__SOURCE DOCUMENT__.
###
Posted by bb...@apache.org.
Triggered 'UpdateSlaveMessage' when 'ResourceProviderManager' updates.

The agent's resource provider manager sends a
'ResourceProviderMessage' when its managed resources change. This
commit adds handling in the agent so that an 'UpdateSlaveMessage' is
sent to the master to update the total resource available on the
agent.

In order to provide push-like handling of the resource provider
manager's message queue, we chain recursive calls to the handler for
continuous processing. Initially, processing is kicked off from
'Slave::initialize'. In this simple implementation we e.g., provide no
direct way to stop processing of messages, yet, but it can be achieved
by e.g., replacing the manager with a new instance (this would also
require updating routes).

Since the agent can only send an 'UpdateSlaveMessage' when it is
registered with a master, a simple back-off of 5 s is implemented which
will defer processing of a ready message should the agent not yet have
registered.

To facilitate logging we add a stringification function for
'ResourceProviderMessage's.

This patch also adjusts a number of tests to no expect two
'UpdateSlaveMessage's.
###
__DIRECTIVES__.
1 – From the commit message, return the part that begins with the words "The agent's resource" and ends with "require updating routes).".
2 – Put this sentence from the commit message into Spanish: "The agent's resource provider manager sends a 'ResourceProviderMessage' when its managed resources change."

__GIVEN INFORMATION__.
###
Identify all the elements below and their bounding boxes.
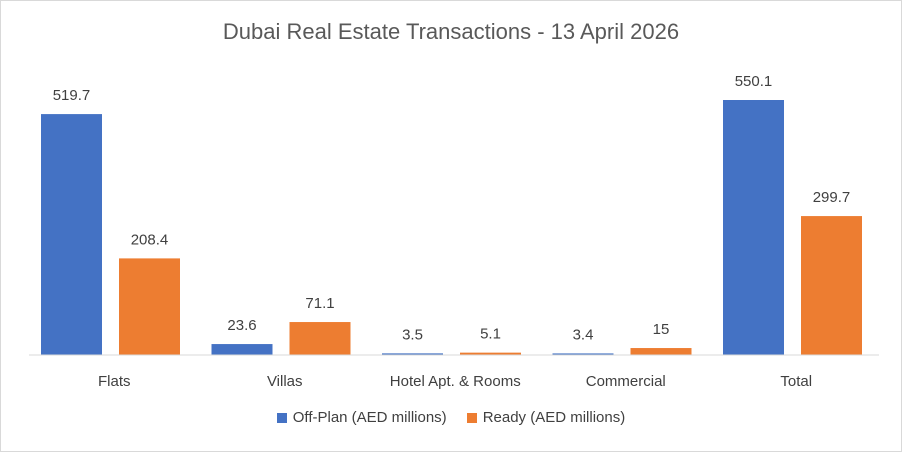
###
__ANSWERS PER TASK__.
1 –
The agent's resource provider manager sends a
'ResourceProviderMessage' when its managed resources change. This
commit adds handling in the agent so that an 'UpdateSlaveMessage' is
sent to the master to update the total resource available on the
agent.

In order to provide push-like handling of the resource provider
manager's message queue, we chain recursive calls to the handler for
continuous processing. Initially, processing is kicked off from
'Slave::initialize'. In this simple implementation we e.g., provide no
direct way to stop processing of messages, yet, but it can be achieved
by e.g., replacing the manager with a new instance (this would also
require updating routes).

2 – El administrador de proveedores de recursos del agente envía un 'ResourceProviderMessage' cuando cambian los recursos que administra.